§ **Objective**
Output the material word for word. Leave each picture out.

(Records)
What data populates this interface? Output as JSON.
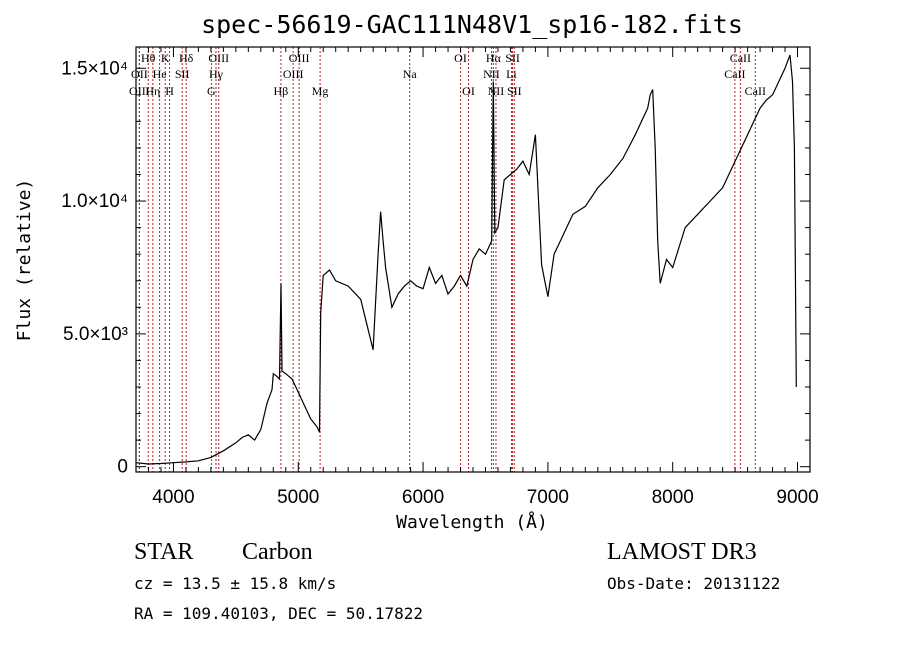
{
  "title": "spec-56619-GAC111N48V1_sp16-182.fits",
  "chart_data": {
    "type": "line",
    "xlabel": "Wavelength (Å)",
    "ylabel": "Flux (relative)",
    "xlim": [
      3700,
      9100
    ],
    "ylim": [
      -200,
      15800
    ],
    "xticks": [
      4000,
      5000,
      6000,
      7000,
      8000,
      9000
    ],
    "xtick_labels": [
      "4000",
      "5000",
      "6000",
      "7000",
      "8000",
      "9000"
    ],
    "yticks": [
      0,
      5000,
      10000,
      15000
    ],
    "ytick_labels": [
      "0",
      "5.0×10³",
      "1.0×10⁴",
      "1.5×10⁴"
    ],
    "series": [
      {
        "x": [
          3700,
          3800,
          3900,
          4000,
          4100,
          4200,
          4300,
          4400,
          4500,
          4550,
          4600,
          4650,
          4700,
          4750,
          4790,
          4800,
          4830,
          4850,
          4862,
          4870,
          4900,
          4950,
          5000,
          5050,
          5100,
          5150,
          5170,
          5180,
          5200,
          5250,
          5300,
          5400,
          5500,
          5600,
          5640,
          5660,
          5680,
          5700,
          5750,
          5800,
          5850,
          5900,
          5950,
          6000,
          6050,
          6100,
          6150,
          6200,
          6250,
          6300,
          6350,
          6400,
          6450,
          6500,
          6550,
          6563,
          6575,
          6600,
          6650,
          6700,
          6750,
          6800,
          6850,
          6900,
          6950,
          7000,
          7050,
          7100,
          7150,
          7200,
          7300,
          7400,
          7500,
          7600,
          7700,
          7750,
          7800,
          7820,
          7840,
          7860,
          7880,
          7900,
          7950,
          8000,
          8100,
          8200,
          8300,
          8400,
          8500,
          8550,
          8600,
          8650,
          8700,
          8750,
          8800,
          8850,
          8900,
          8940,
          8960,
          8975,
          8990
        ],
        "y": [
          150,
          100,
          120,
          150,
          180,
          220,
          350,
          600,
          900,
          1100,
          1200,
          1000,
          1400,
          2400,
          2900,
          3500,
          3400,
          3300,
          6900,
          3600,
          3500,
          3300,
          2800,
          2300,
          1800,
          1500,
          1300,
          5800,
          7200,
          7400,
          7000,
          6800,
          6300,
          4400,
          8000,
          9600,
          8500,
          7500,
          6000,
          6500,
          6800,
          7000,
          6800,
          6700,
          7500,
          6900,
          7200,
          6500,
          6800,
          7200,
          6800,
          7800,
          8200,
          8000,
          8500,
          14500,
          8800,
          9000,
          10800,
          11000,
          11200,
          11500,
          11000,
          12500,
          7600,
          6400,
          8000,
          8500,
          9000,
          9500,
          9800,
          10500,
          11000,
          11600,
          12500,
          13000,
          13500,
          14000,
          14200,
          12000,
          8500,
          6900,
          7800,
          7500,
          9000,
          9500,
          10000,
          10500,
          11500,
          12000,
          12500,
          13000,
          13500,
          13800,
          14000,
          14500,
          15000,
          15500,
          14500,
          12000,
          3000
        ]
      }
    ],
    "lines": [
      {
        "label": "Hθ",
        "x": 3798,
        "row": 0,
        "xoff": 0
      },
      {
        "label": "OII",
        "x": 3727,
        "row": 1,
        "xoff": 0
      },
      {
        "label": "OIII",
        "x": 3727,
        "row": 2,
        "xoff": 0
      },
      {
        "label": "K",
        "x": 3934,
        "row": 0,
        "xoff": 0
      },
      {
        "label": "He",
        "x": 3889,
        "row": 1,
        "xoff": 0
      },
      {
        "label": "Hη",
        "x": 3835,
        "row": 2,
        "xoff": 0
      },
      {
        "label": "H",
        "x": 3969,
        "row": 2,
        "xoff": 0
      },
      {
        "label": "Hδ",
        "x": 4102,
        "row": 0,
        "xoff": 0
      },
      {
        "label": "SII",
        "x": 4070,
        "row": 1,
        "xoff": 0
      },
      {
        "label": "OIII",
        "x": 4363,
        "row": 0,
        "xoff": 0
      },
      {
        "label": "Hγ",
        "x": 4341,
        "row": 1,
        "xoff": 0
      },
      {
        "label": "G",
        "x": 4304,
        "row": 2,
        "xoff": 0
      },
      {
        "label": "Hβ",
        "x": 4861,
        "row": 2,
        "xoff": 0
      },
      {
        "label": "OIII",
        "x": 4959,
        "row": 1,
        "xoff": 0
      },
      {
        "label": "OIII",
        "x": 5007,
        "row": 0,
        "xoff": 0
      },
      {
        "label": "Mg",
        "x": 5175,
        "row": 2,
        "xoff": 0
      },
      {
        "label": "Na",
        "x": 5893,
        "row": 1,
        "xoff": 0
      },
      {
        "label": "OI",
        "x": 6300,
        "row": 0,
        "xoff": 0
      },
      {
        "label": "OI",
        "x": 6364,
        "row": 2,
        "xoff": 0
      },
      {
        "label": "Hα",
        "x": 6563,
        "row": 0,
        "xoff": 0
      },
      {
        "label": "NII",
        "x": 6548,
        "row": 1,
        "xoff": 0
      },
      {
        "label": "NII",
        "x": 6584,
        "row": 2,
        "xoff": 0
      },
      {
        "label": "SII",
        "x": 6717,
        "row": 0,
        "xoff": 0
      },
      {
        "label": "Li",
        "x": 6708,
        "row": 1,
        "xoff": 0
      },
      {
        "label": "SII",
        "x": 6731,
        "row": 2,
        "xoff": 0
      },
      {
        "label": "CaII",
        "x": 8542,
        "row": 0,
        "xoff": 0
      },
      {
        "label": "CaII",
        "x": 8498,
        "row": 1,
        "xoff": 0
      },
      {
        "label": "CaII",
        "x": 8662,
        "row": 2,
        "xoff": 0
      }
    ]
  },
  "info": {
    "class": "STAR",
    "subclass": "Carbon",
    "survey": "LAMOST DR3",
    "cz": "cz = 13.5 ± 15.8 km/s",
    "obs_date": "Obs-Date: 20131122",
    "radec": "RA = 109.40103, DEC =  50.17822"
  }
}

§ **Solved problem**
What data populates this interface? Output as JSON.
{
  "title": "spec-56619-GAC111N48V1_sp16-182.fits",
  "chart_data": {
    "type": "line",
    "xlabel": "Wavelength (Å)",
    "ylabel": "Flux (relative)",
    "xlim": [
      3700,
      9100
    ],
    "ylim": [
      -200,
      15800
    ],
    "xticks": [
      4000,
      5000,
      6000,
      7000,
      8000,
      9000
    ],
    "xtick_labels": [
      "4000",
      "5000",
      "6000",
      "7000",
      "8000",
      "9000"
    ],
    "yticks": [
      0,
      5000,
      10000,
      15000
    ],
    "ytick_labels": [
      "0",
      "5.0×10³",
      "1.0×10⁴",
      "1.5×10⁴"
    ],
    "series": [
      {
        "x": [
          3700,
          3800,
          3900,
          4000,
          4100,
          4200,
          4300,
          4400,
          4500,
          4550,
          4600,
          4650,
          4700,
          4750,
          4790,
          4800,
          4830,
          4850,
          4862,
          4870,
          4900,
          4950,
          5000,
          5050,
          5100,
          5150,
          5170,
          5180,
          5200,
          5250,
          5300,
          5400,
          5500,
          5600,
          5640,
          5660,
          5680,
          5700,
          5750,
          5800,
          5850,
          5900,
          5950,
          6000,
          6050,
          6100,
          6150,
          6200,
          6250,
          6300,
          6350,
          6400,
          6450,
          6500,
          6550,
          6563,
          6575,
          6600,
          6650,
          6700,
          6750,
          6800,
          6850,
          6900,
          6950,
          7000,
          7050,
          7100,
          7150,
          7200,
          7300,
          7400,
          7500,
          7600,
          7700,
          7750,
          7800,
          7820,
          7840,
          7860,
          7880,
          7900,
          7950,
          8000,
          8100,
          8200,
          8300,
          8400,
          8500,
          8550,
          8600,
          8650,
          8700,
          8750,
          8800,
          8850,
          8900,
          8940,
          8960,
          8975,
          8990
        ],
        "y": [
          150,
          100,
          120,
          150,
          180,
          220,
          350,
          600,
          900,
          1100,
          1200,
          1000,
          1400,
          2400,
          2900,
          3500,
          3400,
          3300,
          6900,
          3600,
          3500,
          3300,
          2800,
          2300,
          1800,
          1500,
          1300,
          5800,
          7200,
          7400,
          7000,
          6800,
          6300,
          4400,
          8000,
          9600,
          8500,
          7500,
          6000,
          6500,
          6800,
          7000,
          6800,
          6700,
          7500,
          6900,
          7200,
          6500,
          6800,
          7200,
          6800,
          7800,
          8200,
          8000,
          8500,
          14500,
          8800,
          9000,
          10800,
          11000,
          11200,
          11500,
          11000,
          12500,
          7600,
          6400,
          8000,
          8500,
          9000,
          9500,
          9800,
          10500,
          11000,
          11600,
          12500,
          13000,
          13500,
          14000,
          14200,
          12000,
          8500,
          6900,
          7800,
          7500,
          9000,
          9500,
          10000,
          10500,
          11500,
          12000,
          12500,
          13000,
          13500,
          13800,
          14000,
          14500,
          15000,
          15500,
          14500,
          12000,
          3000
        ]
      }
    ],
    "lines": [
      {
        "label": "Hθ",
        "x": 3798,
        "row": 0,
        "xoff": 0
      },
      {
        "label": "OII",
        "x": 3727,
        "row": 1,
        "xoff": 0
      },
      {
        "label": "OIII",
        "x": 3727,
        "row": 2,
        "xoff": 0
      },
      {
        "label": "K",
        "x": 3934,
        "row": 0,
        "xoff": 0
      },
      {
        "label": "He",
        "x": 3889,
        "row": 1,
        "xoff": 0
      },
      {
        "label": "Hη",
        "x": 3835,
        "row": 2,
        "xoff": 0
      },
      {
        "label": "H",
        "x": 3969,
        "row": 2,
        "xoff": 0
      },
      {
        "label": "Hδ",
        "x": 4102,
        "row": 0,
        "xoff": 0
      },
      {
        "label": "SII",
        "x": 4070,
        "row": 1,
        "xoff": 0
      },
      {
        "label": "OIII",
        "x": 4363,
        "row": 0,
        "xoff": 0
      },
      {
        "label": "Hγ",
        "x": 4341,
        "row": 1,
        "xoff": 0
      },
      {
        "label": "G",
        "x": 4304,
        "row": 2,
        "xoff": 0
      },
      {
        "label": "Hβ",
        "x": 4861,
        "row": 2,
        "xoff": 0
      },
      {
        "label": "OIII",
        "x": 4959,
        "row": 1,
        "xoff": 0
      },
      {
        "label": "OIII",
        "x": 5007,
        "row": 0,
        "xoff": 0
      },
      {
        "label": "Mg",
        "x": 5175,
        "row": 2,
        "xoff": 0
      },
      {
        "label": "Na",
        "x": 5893,
        "row": 1,
        "xoff": 0
      },
      {
        "label": "OI",
        "x": 6300,
        "row": 0,
        "xoff": 0
      },
      {
        "label": "OI",
        "x": 6364,
        "row": 2,
        "xoff": 0
      },
      {
        "label": "Hα",
        "x": 6563,
        "row": 0,
        "xoff": 0
      },
      {
        "label": "NII",
        "x": 6548,
        "row": 1,
        "xoff": 0
      },
      {
        "label": "NII",
        "x": 6584,
        "row": 2,
        "xoff": 0
      },
      {
        "label": "SII",
        "x": 6717,
        "row": 0,
        "xoff": 0
      },
      {
        "label": "Li",
        "x": 6708,
        "row": 1,
        "xoff": 0
      },
      {
        "label": "SII",
        "x": 6731,
        "row": 2,
        "xoff": 0
      },
      {
        "label": "CaII",
        "x": 8542,
        "row": 0,
        "xoff": 0
      },
      {
        "label": "CaII",
        "x": 8498,
        "row": 1,
        "xoff": 0
      },
      {
        "label": "CaII",
        "x": 8662,
        "row": 2,
        "xoff": 0
      }
    ]
  },
  "info": {
    "class": "STAR",
    "subclass": "Carbon",
    "survey": "LAMOST DR3",
    "cz": "cz = 13.5 ± 15.8 km/s",
    "obs_date": "Obs-Date: 20131122",
    "radec": "RA = 109.40103, DEC =  50.17822"
  }
}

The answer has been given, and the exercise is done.